INSTRUCTIONS FOR THE TASK: In your copy, reproduce the entries exactly as they are, minus the images.

GIVEN RECORDS:
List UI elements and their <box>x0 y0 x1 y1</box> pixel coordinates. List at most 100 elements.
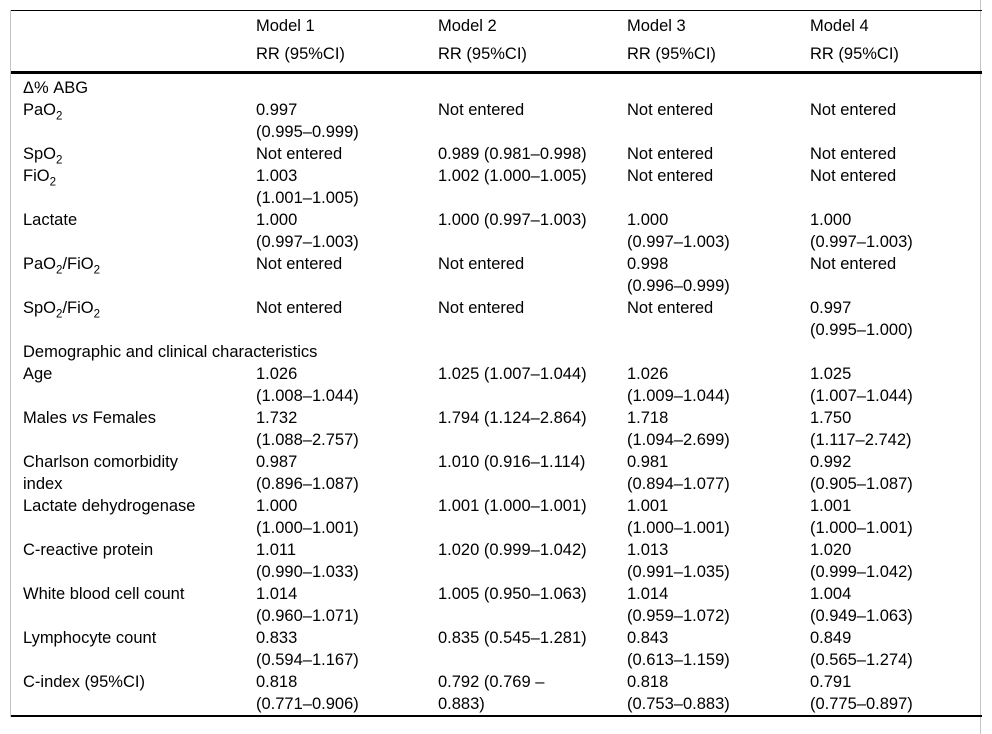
row-label: SpO2 <box>23 145 63 167</box>
table-frame: Model 1 RR (95%CI) Model 2 RR (95%CI) Mo… <box>10 10 982 717</box>
cell-value: Not entered <box>810 167 897 185</box>
cell-value: 0.791 (0.775–0.897) <box>810 673 913 713</box>
row-label: C-reactive protein <box>23 541 154 559</box>
row-label: Lactate dehydrogenase <box>23 497 196 515</box>
cell-value: 1.001 (1.000–1.001) <box>438 497 587 515</box>
column-title: Model 1 <box>256 17 315 35</box>
table-row: Lactate 1.000 (0.997–1.003) 1.000 (0.997–1… <box>11 209 982 253</box>
cell-value: Not entered <box>810 255 897 273</box>
page-right-edge <box>980 0 981 734</box>
cell-value: 0.835 (0.545–1.281) <box>438 629 587 647</box>
table-row: Lymphocyte count 0.833 (0.594–1.167) 0.835… <box>11 627 982 671</box>
column-subtitle: RR (95%CI) <box>256 45 345 63</box>
cell-value: Not entered <box>256 145 343 163</box>
table-row: PaO2 0.997 (0.995–0.999) Not entered Not en… <box>11 99 982 143</box>
cell-value: 0.981 (0.894–1.077) <box>627 453 730 493</box>
cell-value: Not entered <box>438 299 525 317</box>
cell-value: 1.003 (1.001–1.005) <box>256 167 359 207</box>
row-label: SpO2/FiO2 <box>23 299 101 321</box>
cell-value: 0.792 (0.769 – 0.883) <box>438 673 545 713</box>
cell-value: Not entered <box>256 255 343 273</box>
cell-value: 0.998 (0.996–0.999) <box>627 255 730 295</box>
cell-value: 0.992 (0.905–1.087) <box>810 453 913 493</box>
column-header-model-1: Model 1 RR (95%CI) <box>256 10 438 74</box>
cell-value: 0.843 (0.613–1.159) <box>627 629 730 669</box>
column-title: Model 4 <box>810 17 869 35</box>
cell-value: 1.001 (1.000–1.001) <box>627 497 730 537</box>
cell-value: 0.987 (0.896–1.087) <box>256 453 359 493</box>
cell-value: 1.718 (1.094–2.699) <box>627 409 730 449</box>
cell-value: 0.833 (0.594–1.167) <box>256 629 359 669</box>
row-label: Males vs Females <box>23 409 156 427</box>
cell-value: 1.750 (1.117–2.742) <box>810 409 912 449</box>
column-title: Model 3 <box>627 17 686 35</box>
column-subtitle: RR (95%CI) <box>627 45 716 63</box>
cell-value: 1.026 (1.008–1.044) <box>256 365 359 405</box>
row-label: FiO2 <box>23 167 57 189</box>
cell-value: 1.020 (0.999–1.042) <box>438 541 587 559</box>
cell-value: 1.005 (0.950–1.063) <box>438 585 587 603</box>
cell-value: 1.020 (0.999–1.042) <box>810 541 913 581</box>
cell-value: 1.000 (0.997–1.003) <box>256 211 359 251</box>
column-subtitle: RR (95%CI) <box>810 45 899 63</box>
cell-value: 1.000 (0.997–1.003) <box>627 211 730 251</box>
column-header-model-3: Model 3 RR (95%CI) <box>627 10 810 74</box>
column-subtitle: RR (95%CI) <box>438 45 527 63</box>
column-title: Model 2 <box>438 17 497 35</box>
table-body: Δ% ABG PaO2 0.997 (0.995–0.999) Not entered… <box>11 73 982 717</box>
cell-value: 0.989 (0.981–0.998) <box>438 145 587 163</box>
table-row: White blood cell count 1.014 (0.960–1.071… <box>11 583 982 627</box>
table-row: Males vs Females 1.732 (1.088–2.757) 1.794… <box>11 407 982 451</box>
cell-value: Not entered <box>627 101 714 119</box>
cell-value: 0.849 (0.565–1.274) <box>810 629 913 669</box>
section-row: Δ% ABG <box>11 73 982 100</box>
cell-value: 1.025 (1.007–1.044) <box>810 365 913 405</box>
cell-value: 0.997 (0.995–0.999) <box>256 101 359 141</box>
corner-cell <box>11 10 256 74</box>
cell-value: 1.010 (0.916–1.114) <box>438 453 586 471</box>
cell-value: 1.002 (1.000–1.005) <box>438 167 587 185</box>
row-label: PaO2 <box>23 101 63 123</box>
cell-value: 1.794 (1.124–2.864) <box>438 409 587 427</box>
cell-value: Not entered <box>627 167 714 185</box>
table-header: Model 1 RR (95%CI) Model 2 RR (95%CI) Mo… <box>11 10 982 74</box>
row-label: C-index (95%CI) <box>23 673 145 691</box>
cell-value: Not entered <box>810 101 897 119</box>
cell-value: 1.026 (1.009–1.044) <box>627 365 730 405</box>
header-row: Model 1 RR (95%CI) Model 2 RR (95%CI) Mo… <box>11 10 982 74</box>
cell-value: 1.013 (0.991–1.035) <box>627 541 730 581</box>
cell-value: 1.014 (0.959–1.072) <box>627 585 730 625</box>
table-row: C-reactive protein 1.011 (0.990–1.033) 1.0… <box>11 539 982 583</box>
cell-value: 1.000 (0.997–1.003) <box>810 211 913 251</box>
table-row: Charlson comorbidity index 0.987 (0.896–1… <box>11 451 982 495</box>
cell-value: Not entered <box>256 299 343 317</box>
cell-value: 1.001 (1.000–1.001) <box>810 497 913 537</box>
cell-value: 1.000 (1.000–1.001) <box>256 497 359 537</box>
table-row: SpO2 Not entered 0.989 (0.981–0.998) Not en… <box>11 143 982 167</box>
table-row: Age 1.026 (1.008–1.044) 1.025 (1.007–1.044… <box>11 363 982 407</box>
cell-value: 1.000 (0.997–1.003) <box>438 211 587 229</box>
cell-value: Not entered <box>438 255 525 273</box>
table-row: FiO2 1.003 (1.001–1.005) 1.002 (1.000–1.00… <box>11 165 982 209</box>
table-row: Lactate dehydrogenase 1.000 (1.000–1.001)… <box>11 495 982 539</box>
section-row: Demographic and clinical characteristics <box>11 341 982 363</box>
table-row: C-index (95%CI) 0.818 (0.771–0.906) 0.792 … <box>11 671 982 716</box>
cell-value: Not entered <box>627 145 714 163</box>
cell-value: 1.004 (0.949–1.063) <box>810 585 913 625</box>
cell-value: 0.818 (0.753–0.883) <box>627 673 730 713</box>
row-label: Lymphocyte count <box>23 629 157 647</box>
row-label: White blood cell count <box>23 585 185 603</box>
section-label: Δ% ABG <box>23 79 89 97</box>
section-label: Demographic and clinical characteristics <box>23 343 318 361</box>
cell-value: 1.014 (0.960–1.071) <box>256 585 359 625</box>
cell-value: 1.025 (1.007–1.044) <box>438 365 587 383</box>
row-label: Age <box>23 365 53 383</box>
cell-value: Not entered <box>627 299 714 317</box>
cell-value: 0.818 (0.771–0.906) <box>256 673 359 713</box>
row-label: PaO2/FiO2 <box>23 255 101 277</box>
table-row: SpO2/FiO2 Not entered Not entered Not enter… <box>11 297 982 341</box>
row-label: Lactate <box>23 211 78 229</box>
cell-value: 0.997 (0.995–1.000) <box>810 299 913 339</box>
cell-value: Not entered <box>438 101 525 119</box>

SOLUTION TO THIS PROBLEM:
List UI elements and their <box>x0 y0 x1 y1</box> pixel coordinates. List at most 100 elements.
row-label: SpO2 <box>23 145 63 167</box>
table-frame: Model 1 RR (95%CI) Model 2 RR (95%CI) Mo… <box>10 10 982 717</box>
cell-value: Not entered <box>810 167 897 185</box>
cell-value: 0.791 (0.775–0.897) <box>810 673 913 713</box>
row-label: C-reactive protein <box>23 541 154 559</box>
row-label: Lactate dehydrogenase <box>23 497 196 515</box>
cell-value: 1.001 (1.000–1.001) <box>438 497 587 515</box>
column-title: Model 1 <box>256 17 315 35</box>
table-row: Lactate 1.000 (0.997–1.003) 1.000 (0.997–1… <box>11 209 982 253</box>
cell-value: Not entered <box>810 255 897 273</box>
page-right-edge <box>980 0 981 734</box>
cell-value: 0.835 (0.545–1.281) <box>438 629 587 647</box>
table-row: Lymphocyte count 0.833 (0.594–1.167) 0.835… <box>11 627 982 671</box>
column-subtitle: RR (95%CI) <box>256 45 345 63</box>
cell-value: Not entered <box>256 145 343 163</box>
table-row: PaO2 0.997 (0.995–0.999) Not entered Not en… <box>11 99 982 143</box>
cell-value: 0.981 (0.894–1.077) <box>627 453 730 493</box>
cell-value: Not entered <box>438 299 525 317</box>
cell-value: 1.003 (1.001–1.005) <box>256 167 359 207</box>
row-label: SpO2/FiO2 <box>23 299 101 321</box>
cell-value: 0.792 (0.769 – 0.883) <box>438 673 545 713</box>
cell-value: Not entered <box>256 255 343 273</box>
cell-value: 0.998 (0.996–0.999) <box>627 255 730 295</box>
cell-value: 0.992 (0.905–1.087) <box>810 453 913 493</box>
column-header-model-1: Model 1 RR (95%CI) <box>256 10 438 74</box>
cell-value: 0.843 (0.613–1.159) <box>627 629 730 669</box>
column-title: Model 4 <box>810 17 869 35</box>
cell-value: 1.001 (1.000–1.001) <box>627 497 730 537</box>
cell-value: 0.987 (0.896–1.087) <box>256 453 359 493</box>
cell-value: 1.718 (1.094–2.699) <box>627 409 730 449</box>
cell-value: 0.833 (0.594–1.167) <box>256 629 359 669</box>
row-label: Males vs Females <box>23 409 156 427</box>
cell-value: 1.750 (1.117–2.742) <box>810 409 912 449</box>
column-title: Model 3 <box>627 17 686 35</box>
column-subtitle: RR (95%CI) <box>627 45 716 63</box>
cell-value: 1.026 (1.008–1.044) <box>256 365 359 405</box>
row-label: FiO2 <box>23 167 57 189</box>
cell-value: 1.020 (0.999–1.042) <box>438 541 587 559</box>
cell-value: 1.005 (0.950–1.063) <box>438 585 587 603</box>
cell-value: 1.020 (0.999–1.042) <box>810 541 913 581</box>
cell-value: 1.000 (0.997–1.003) <box>256 211 359 251</box>
column-subtitle: RR (95%CI) <box>810 45 899 63</box>
cell-value: 1.000 (0.997–1.003) <box>627 211 730 251</box>
column-header-model-3: Model 3 RR (95%CI) <box>627 10 810 74</box>
column-subtitle: RR (95%CI) <box>438 45 527 63</box>
column-title: Model 2 <box>438 17 497 35</box>
table-body: Δ% ABG PaO2 0.997 (0.995–0.999) Not entered… <box>11 73 982 717</box>
cell-value: 0.989 (0.981–0.998) <box>438 145 587 163</box>
table-row: White blood cell count 1.014 (0.960–1.071… <box>11 583 982 627</box>
table-row: Males vs Females 1.732 (1.088–2.757) 1.794… <box>11 407 982 451</box>
cell-value: Not entered <box>627 101 714 119</box>
cell-value: 0.849 (0.565–1.274) <box>810 629 913 669</box>
section-row: Δ% ABG <box>11 73 982 100</box>
cell-value: 1.025 (1.007–1.044) <box>810 365 913 405</box>
cell-value: 0.997 (0.995–0.999) <box>256 101 359 141</box>
corner-cell <box>11 10 256 74</box>
cell-value: 1.010 (0.916–1.114) <box>438 453 586 471</box>
cell-value: 1.002 (1.000–1.005) <box>438 167 587 185</box>
row-label: PaO2 <box>23 101 63 123</box>
cell-value: 1.794 (1.124–2.864) <box>438 409 587 427</box>
cell-value: Not entered <box>627 167 714 185</box>
table-header: Model 1 RR (95%CI) Model 2 RR (95%CI) Mo… <box>11 10 982 74</box>
row-label: C-index (95%CI) <box>23 673 145 691</box>
cell-value: Not entered <box>810 101 897 119</box>
cell-value: 1.026 (1.009–1.044) <box>627 365 730 405</box>
header-row: Model 1 RR (95%CI) Model 2 RR (95%CI) Mo… <box>11 10 982 74</box>
cell-value: 1.013 (0.991–1.035) <box>627 541 730 581</box>
cell-value: 1.014 (0.959–1.072) <box>627 585 730 625</box>
table-row: C-reactive protein 1.011 (0.990–1.033) 1.0… <box>11 539 982 583</box>
cell-value: 1.000 (0.997–1.003) <box>810 211 913 251</box>
table-row: Charlson comorbidity index 0.987 (0.896–1… <box>11 451 982 495</box>
cell-value: Not entered <box>256 299 343 317</box>
cell-value: 1.001 (1.000–1.001) <box>810 497 913 537</box>
cell-value: 1.000 (1.000–1.001) <box>256 497 359 537</box>
table-row: SpO2 Not entered 0.989 (0.981–0.998) Not en… <box>11 143 982 167</box>
table-row: Age 1.026 (1.008–1.044) 1.025 (1.007–1.044… <box>11 363 982 407</box>
cell-value: 1.000 (0.997–1.003) <box>438 211 587 229</box>
cell-value: Not entered <box>438 255 525 273</box>
table-row: FiO2 1.003 (1.001–1.005) 1.002 (1.000–1.00… <box>11 165 982 209</box>
table-row: Lactate dehydrogenase 1.000 (1.000–1.001)… <box>11 495 982 539</box>
section-row: Demographic and clinical characteristics <box>11 341 982 363</box>
table-row: C-index (95%CI) 0.818 (0.771–0.906) 0.792 … <box>11 671 982 716</box>
cell-value: Not entered <box>627 145 714 163</box>
cell-value: 1.004 (0.949–1.063) <box>810 585 913 625</box>
cell-value: 0.818 (0.753–0.883) <box>627 673 730 713</box>
row-label: Lymphocyte count <box>23 629 157 647</box>
row-label: White blood cell count <box>23 585 185 603</box>
section-label: Δ% ABG <box>23 79 89 97</box>
section-label: Demographic and clinical characteristics <box>23 343 318 361</box>
cell-value: 1.014 (0.960–1.071) <box>256 585 359 625</box>
cell-value: 1.025 (1.007–1.044) <box>438 365 587 383</box>
row-label: Age <box>23 365 53 383</box>
cell-value: Not entered <box>627 299 714 317</box>
cell-value: 0.818 (0.771–0.906) <box>256 673 359 713</box>
row-label: PaO2/FiO2 <box>23 255 101 277</box>
table-row: SpO2/FiO2 Not entered Not entered Not enter… <box>11 297 982 341</box>
row-label: Lactate <box>23 211 78 229</box>
cell-value: 0.997 (0.995–1.000) <box>810 299 913 339</box>
cell-value: Not entered <box>438 101 525 119</box>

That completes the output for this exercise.